» **YOUR INSTRUCTIONS**
Reproduce the listing below word for word, with no pictures.

+++ PROVIDED MATERIAL +++

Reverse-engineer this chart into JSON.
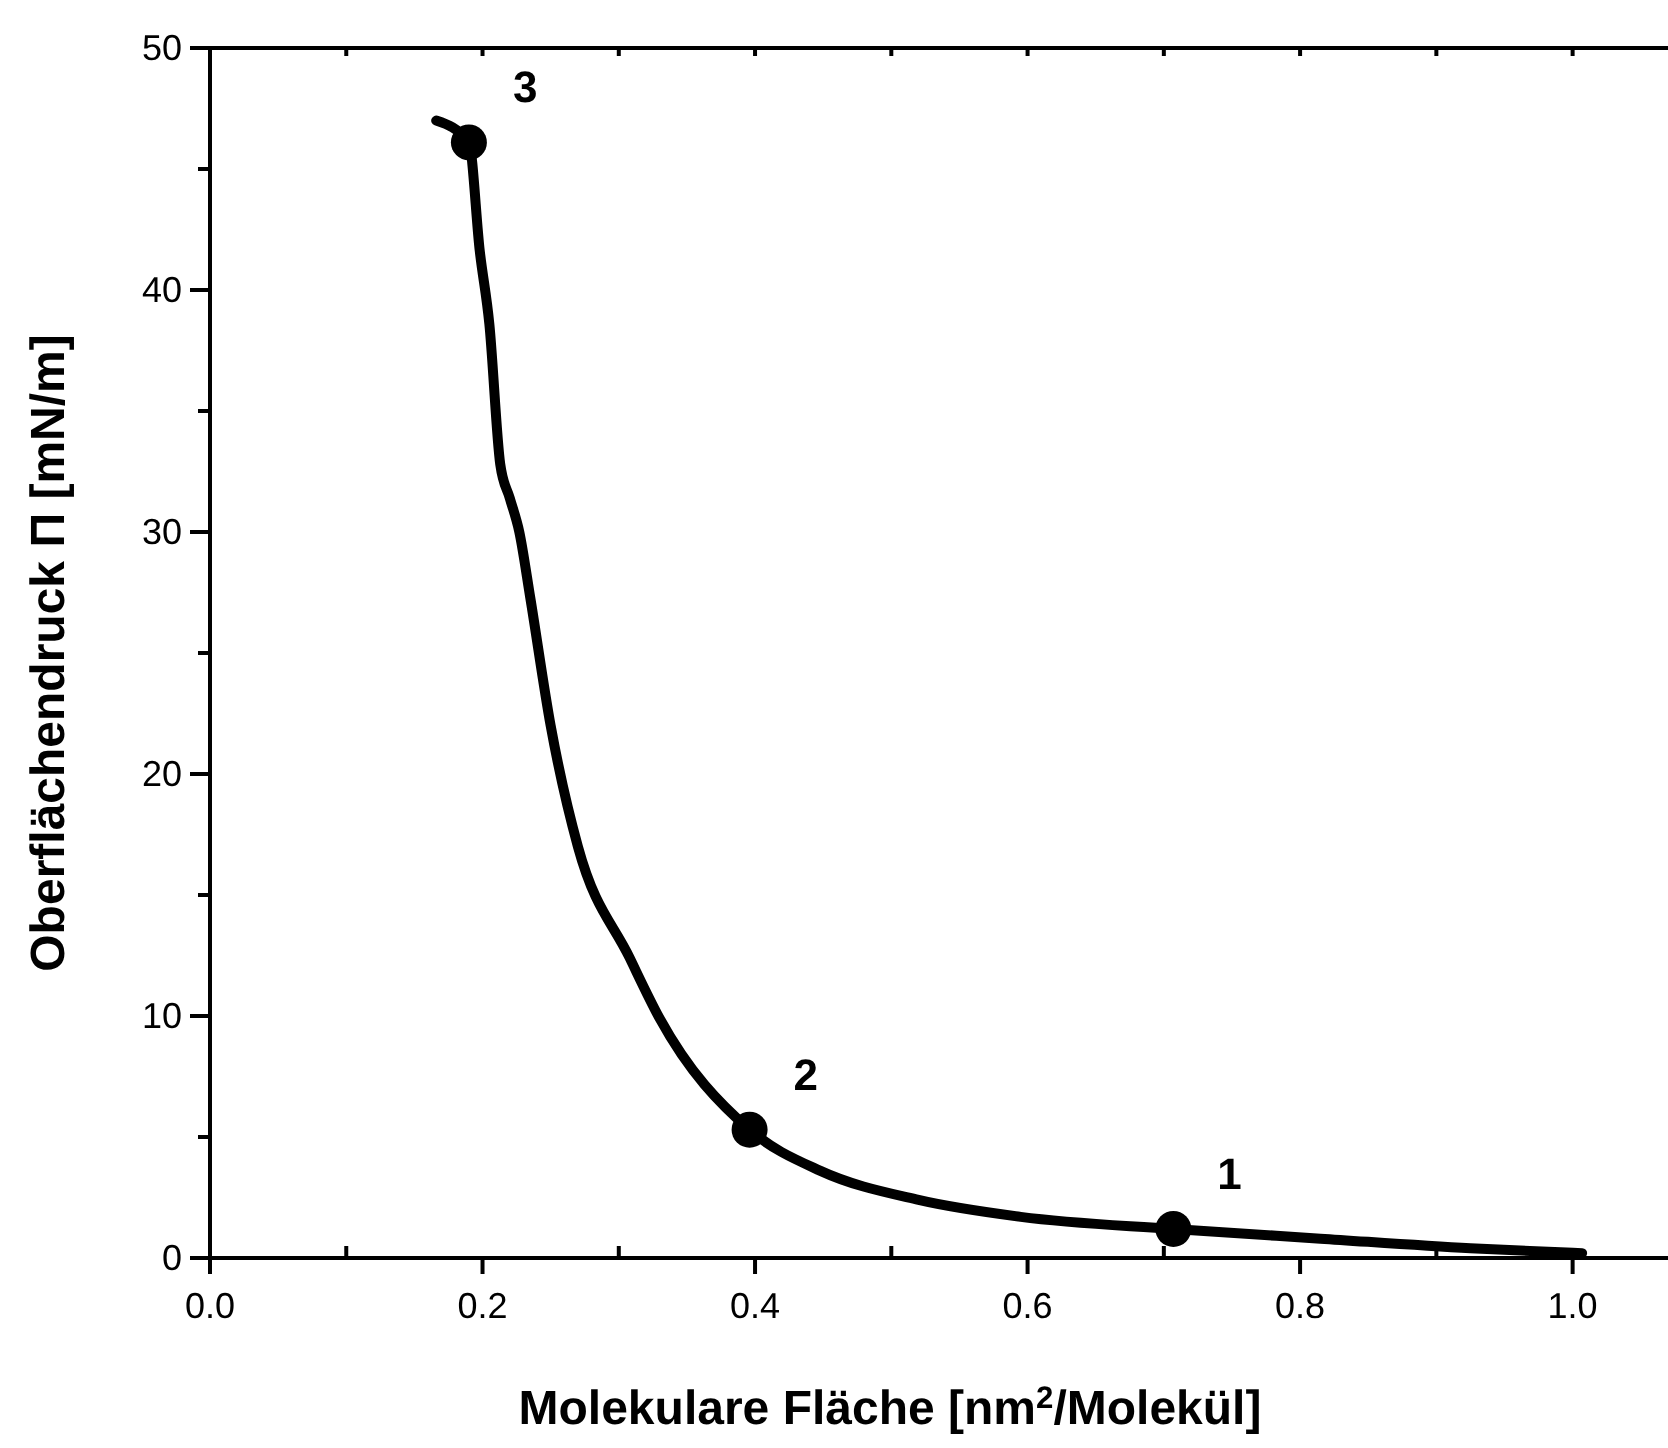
{
  "chart_data": {
    "type": "line",
    "xlabel": "Molekulare Fläche [nm$^{2}$/Molekül]",
    "ylabel": "Oberflächendruck Π [mN/m]",
    "xlim": [
      0,
      1.07
    ],
    "ylim": [
      0,
      50
    ],
    "xticks": [
      {
        "value": 0,
        "label": "0.0"
      },
      {
        "value": 0.1,
        "label": null
      },
      {
        "value": 0.2,
        "label": "0.2"
      },
      {
        "value": 0.3,
        "label": null
      },
      {
        "value": 0.4,
        "label": "0.4"
      },
      {
        "value": 0.5,
        "label": null
      },
      {
        "value": 0.6,
        "label": "0.6"
      },
      {
        "value": 0.7,
        "label": null
      },
      {
        "value": 0.8,
        "label": "0.8"
      },
      {
        "value": 0.9,
        "label": null
      },
      {
        "value": 1.0,
        "label": "1.0"
      }
    ],
    "yticks": [
      0,
      {
        "value": 5,
        "label": null
      },
      10,
      {
        "value": 15,
        "label": null
      },
      20,
      {
        "value": 25,
        "label": null
      },
      30,
      {
        "value": 35,
        "label": null
      },
      40,
      {
        "value": 45,
        "label": null
      },
      50
    ],
    "grid": false,
    "series": [
      {
        "color": "#000000",
        "marker": "none",
        "x": [
          0.166,
          0.19,
          0.198,
          0.205,
          0.213,
          0.22,
          0.227,
          0.235,
          0.25,
          0.27,
          0.308,
          0.33,
          0.396,
          0.448,
          0.52,
          0.595,
          0.707,
          0.815,
          0.925,
          1.007
        ],
        "values": [
          47.0,
          46.1,
          41.6,
          38.6,
          32.8,
          31.4,
          30.0,
          27.3,
          22,
          17,
          12.4,
          9.9,
          5.3,
          3.6,
          2.4,
          1.7,
          1.2,
          0.8,
          0.4,
          0.2
        ]
      },
      {
        "type": "scatter",
        "color": "#000000",
        "marker": "circle",
        "x": [
          0.707,
          0.396,
          0.19
        ],
        "values": [
          1.2,
          5.3,
          46.1
        ]
      }
    ],
    "annotations": [
      {
        "text": "1",
        "x": 0.707,
        "y": 1.2
      },
      {
        "text": "2",
        "x": 0.396,
        "y": 5.3
      },
      {
        "text": "3",
        "x": 0.19,
        "y": 46.1
      }
    ]
  }
}
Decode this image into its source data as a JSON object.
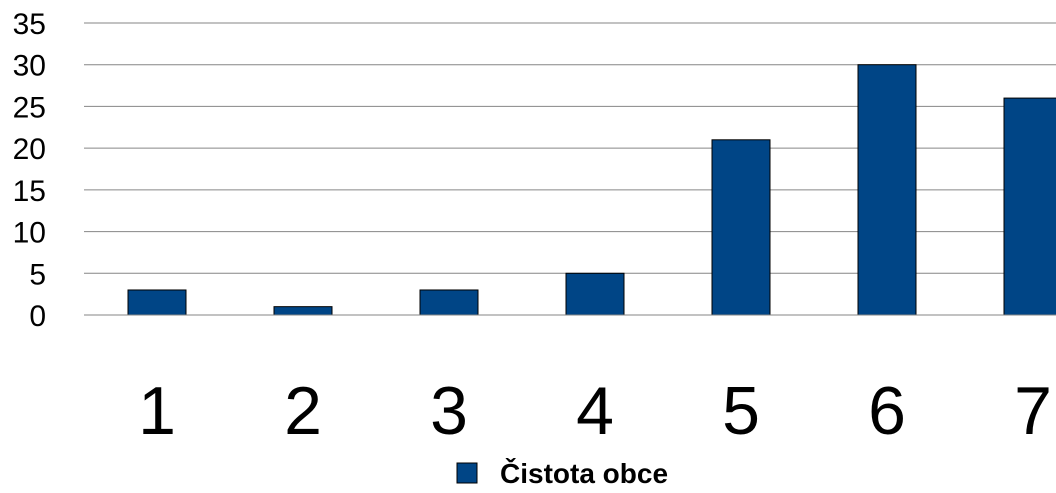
{
  "chart_data": {
    "type": "bar",
    "categories": [
      "1",
      "2",
      "3",
      "4",
      "5",
      "6",
      "7"
    ],
    "series": [
      {
        "name": "Čistota obce",
        "values": [
          3,
          1,
          3,
          5,
          21,
          30,
          26
        ],
        "color": "#004586"
      }
    ],
    "ylim": [
      0,
      35
    ],
    "yticks": [
      "0",
      "5",
      "10",
      "15",
      "20",
      "25",
      "30",
      "35"
    ],
    "grid": true,
    "legend": "bottom"
  }
}
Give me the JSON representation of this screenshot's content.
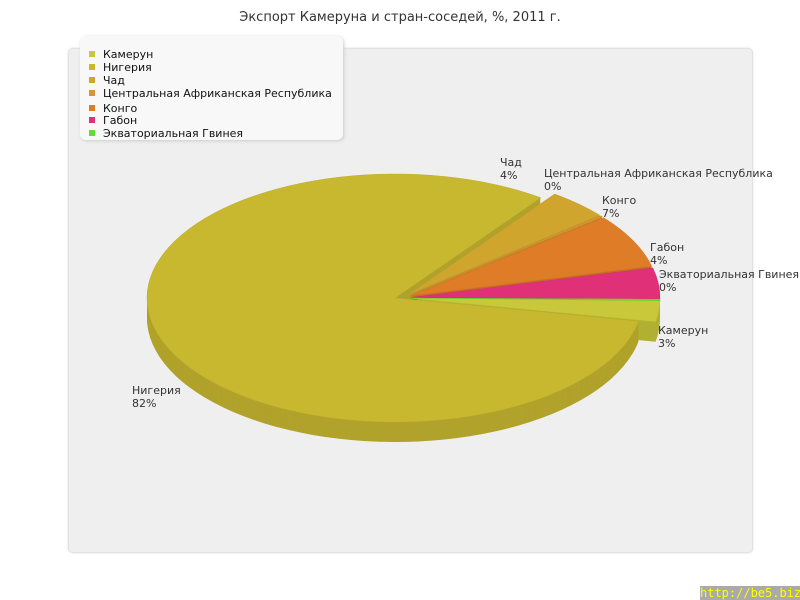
{
  "chart_data": {
    "type": "pie",
    "title": "Экспорт Камеруна и стран-соседей, %, 2011 г.",
    "legend_position": "top-left",
    "slices": [
      {
        "label": "Камерун",
        "value": 3,
        "value_label": "3%",
        "color": "#c8c83a"
      },
      {
        "label": "Нигерия",
        "value": 82,
        "value_label": "82%",
        "color": "#c8b830"
      },
      {
        "label": "Чад",
        "value": 4,
        "value_label": "4%",
        "color": "#d0a52e"
      },
      {
        "label": "Центральная Африканская Республика",
        "value": 0,
        "value_label": "0%",
        "color": "#d8962e"
      },
      {
        "label": "Конго",
        "value": 7,
        "value_label": "7%",
        "color": "#de7c28"
      },
      {
        "label": "Габон",
        "value": 4,
        "value_label": "4%",
        "color": "#e03078"
      },
      {
        "label": "Экваториальная Гвинея",
        "value": 0,
        "value_label": "0%",
        "color": "#5de030"
      }
    ]
  },
  "watermark": "http://be5.biz/"
}
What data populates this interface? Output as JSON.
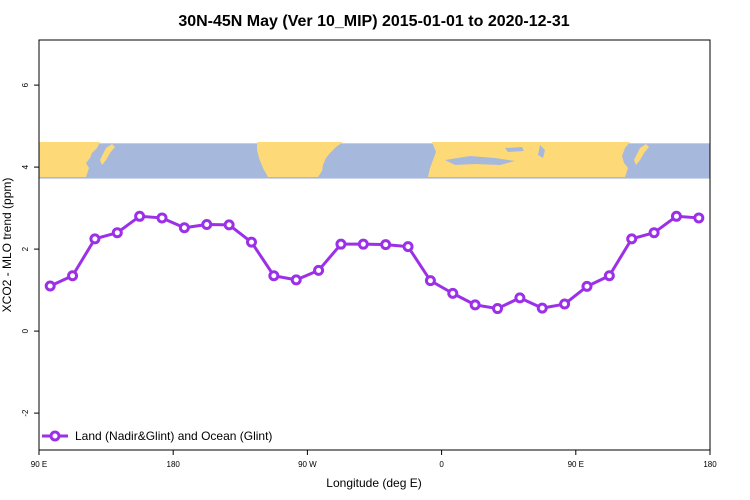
{
  "chart_data": {
    "type": "line",
    "title": "30N-45N May (Ver 10_MIP)   2015-01-01 to 2020-12-31",
    "xlabel": "Longitude (deg E)",
    "ylabel": "XCO2 - MLO trend (ppm)",
    "xlim": [
      90,
      450
    ],
    "ylim": [
      -2.9,
      7.1
    ],
    "x_ticks": [
      {
        "value": 90,
        "label": "90 E"
      },
      {
        "value": 162,
        "label": "180"
      },
      {
        "value": 234,
        "label": "90 W"
      },
      {
        "value": 306,
        "label": "0"
      },
      {
        "value": 378,
        "label": "90 E"
      },
      {
        "value": 450,
        "label": "180"
      }
    ],
    "y_ticks": [
      {
        "value": -2,
        "label": "-2"
      },
      {
        "value": 0,
        "label": "0"
      },
      {
        "value": 2,
        "label": "2"
      },
      {
        "value": 4,
        "label": "4"
      },
      {
        "value": 6,
        "label": "6"
      }
    ],
    "map_strip": {
      "y_bottom": 3.72,
      "y_top": 4.58,
      "ocean_color": "#a6b9dc",
      "land_color": "#fdd978"
    },
    "series": [
      {
        "name": "Land (Nadir&Glint) and Ocean (Glint)",
        "color": "#9b30e8",
        "x": [
          96,
          108,
          120,
          132,
          144,
          156,
          168,
          180,
          192,
          204,
          216,
          228,
          240,
          252,
          264,
          276,
          288,
          300,
          312,
          324,
          336,
          348,
          360,
          372,
          384,
          396,
          408,
          420,
          432,
          444
        ],
        "values": [
          1.1,
          1.35,
          2.25,
          2.4,
          2.8,
          2.76,
          2.52,
          2.6,
          2.59,
          2.17,
          1.35,
          1.25,
          1.48,
          2.12,
          2.12,
          2.11,
          2.06,
          1.23,
          0.92,
          0.64,
          0.55,
          0.81,
          0.56,
          0.66,
          1.09,
          1.35,
          2.25,
          2.4,
          2.8,
          2.76
        ]
      }
    ],
    "legend_position": "bottom-left"
  }
}
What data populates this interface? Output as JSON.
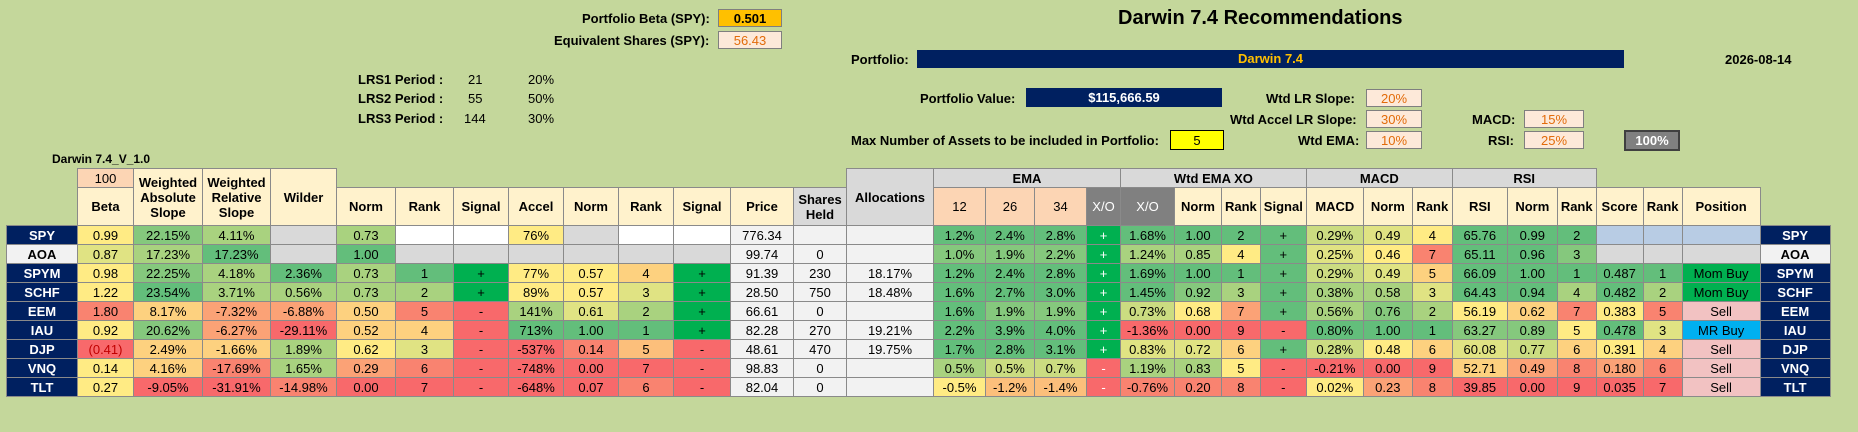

+++

» **CORRECT RESULT**
Reverse-engineer this chart into JSON.
{
  "chart_data": {
    "type": "line",
    "xlabel": "Molekulare Fläche [nm$^{2}$/Molekül]",
    "ylabel": "Oberflächendruck Π [mN/m]",
    "xlim": [
      0,
      1.07
    ],
    "ylim": [
      0,
      50
    ],
    "xticks": [
      {
        "value": 0,
        "label": "0.0"
      },
      {
        "value": 0.1,
        "label": null
      },
      {
        "value": 0.2,
        "label": "0.2"
      },
      {
        "value": 0.3,
        "label": null
      },
      {
        "value": 0.4,
        "label": "0.4"
      },
      {
        "value": 0.5,
        "label": null
      },
      {
        "value": 0.6,
        "label": "0.6"
      },
      {
        "value": 0.7,
        "label": null
      },
      {
        "value": 0.8,
        "label": "0.8"
      },
      {
        "value": 0.9,
        "label": null
      },
      {
        "value": 1.0,
        "label": "1.0"
      }
    ],
    "yticks": [
      0,
      {
        "value": 5,
        "label": null
      },
      10,
      {
        "value": 15,
        "label": null
      },
      20,
      {
        "value": 25,
        "label": null
      },
      30,
      {
        "value": 35,
        "label": null
      },
      40,
      {
        "value": 45,
        "label": null
      },
      50
    ],
    "grid": false,
    "series": [
      {
        "color": "#000000",
        "marker": "none",
        "x": [
          0.166,
          0.19,
          0.198,
          0.205,
          0.213,
          0.22,
          0.227,
          0.235,
          0.25,
          0.27,
          0.308,
          0.33,
          0.396,
          0.448,
          0.52,
          0.595,
          0.707,
          0.815,
          0.925,
          1.007
        ],
        "values": [
          47.0,
          46.1,
          41.6,
          38.6,
          32.8,
          31.4,
          30.0,
          27.3,
          22,
          17,
          12.4,
          9.9,
          5.3,
          3.6,
          2.4,
          1.7,
          1.2,
          0.8,
          0.4,
          0.2
        ]
      },
      {
        "type": "scatter",
        "color": "#000000",
        "marker": "circle",
        "x": [
          0.707,
          0.396,
          0.19
        ],
        "values": [
          1.2,
          5.3,
          46.1
        ]
      }
    ],
    "annotations": [
      {
        "text": "1",
        "x": 0.707,
        "y": 1.2
      },
      {
        "text": "2",
        "x": 0.396,
        "y": 5.3
      },
      {
        "text": "3",
        "x": 0.19,
        "y": 46.1
      }
    ]
  }
}
Decode this image into its source data as a JSON object.
{
  "chart_data": {
    "type": "bar",
    "categories": [
      "1",
      "2",
      "3",
      "4",
      "5",
      "6",
      "7"
    ],
    "series": [
      {
        "name": "Čistota obce",
        "values": [
          3,
          1,
          3,
          5,
          21,
          30,
          26
        ],
        "color": "#004586"
      }
    ],
    "ylim": [
      0,
      35
    ],
    "yticks": [
      "0",
      "5",
      "10",
      "15",
      "20",
      "25",
      "30",
      "35"
    ],
    "grid": true,
    "legend": "bottom"
  }
}
Give me the JSON representation of this screenshot's content.
{
  "chart_data": {
    "type": "pie",
    "title": "Экспорт Камеруна и стран-соседей, %, 2011 г.",
    "legend_position": "top-left",
    "slices": [
      {
        "label": "Камерун",
        "value": 3,
        "value_label": "3%",
        "color": "#c8c83a"
      },
      {
        "label": "Нигерия",
        "value": 82,
        "value_label": "82%",
        "color": "#c8b830"
      },
      {
        "label": "Чад",
        "value": 4,
        "value_label": "4%",
        "color": "#d0a52e"
      },
      {
        "label": "Центральная Африканская Республика",
        "value": 0,
        "value_label": "0%",
        "color": "#d8962e"
      },
      {
        "label": "Конго",
        "value": 7,
        "value_label": "7%",
        "color": "#de7c28"
      },
      {
        "label": "Габон",
        "value": 4,
        "value_label": "4%",
        "color": "#e03078"
      },
      {
        "label": "Экваториальная Гвинея",
        "value": 0,
        "value_label": "0%",
        "color": "#5de030"
      }
    ]
  },
  "watermark": "http://be5.biz/"
}
What data populates this interface? Output as JSON.
{
  "chart_data": {
    "type": "line",
    "title": "30N-45N May (Ver 10_MIP)   2015-01-01 to 2020-12-31",
    "xlabel": "Longitude (deg E)",
    "ylabel": "XCO2 - MLO trend (ppm)",
    "xlim": [
      90,
      450
    ],
    "ylim": [
      -2.9,
      7.1
    ],
    "x_ticks": [
      {
        "value": 90,
        "label": "90 E"
      },
      {
        "value": 162,
        "label": "180"
      },
      {
        "value": 234,
        "label": "90 W"
      },
      {
        "value": 306,
        "label": "0"
      },
      {
        "value": 378,
        "label": "90 E"
      },
      {
        "value": 450,
        "label": "180"
      }
    ],
    "y_ticks": [
      {
        "value": -2,
        "label": "-2"
      },
      {
        "value": 0,
        "label": "0"
      },
      {
        "value": 2,
        "label": "2"
      },
      {
        "value": 4,
        "label": "4"
      },
      {
        "value": 6,
        "label": "6"
      }
    ],
    "map_strip": {
      "y_bottom": 3.72,
      "y_top": 4.58,
      "ocean_color": "#a6b9dc",
      "land_color": "#fdd978"
    },
    "series": [
      {
        "name": "Land (Nadir&Glint) and Ocean (Glint)",
        "color": "#9b30e8",
        "x": [
          96,
          108,
          120,
          132,
          144,
          156,
          168,
          180,
          192,
          204,
          216,
          228,
          240,
          252,
          264,
          276,
          288,
          300,
          312,
          324,
          336,
          348,
          360,
          372,
          384,
          396,
          408,
          420,
          432,
          444
        ],
        "values": [
          1.1,
          1.35,
          2.25,
          2.4,
          2.8,
          2.76,
          2.52,
          2.6,
          2.59,
          2.17,
          1.35,
          1.25,
          1.48,
          2.12,
          2.12,
          2.11,
          2.06,
          1.23,
          0.92,
          0.64,
          0.55,
          0.81,
          0.56,
          0.66,
          1.09,
          1.35,
          2.25,
          2.4,
          2.8,
          2.76
        ]
      }
    ],
    "legend_position": "bottom-left"
  }
}
What data populates this interface? Output as JSON.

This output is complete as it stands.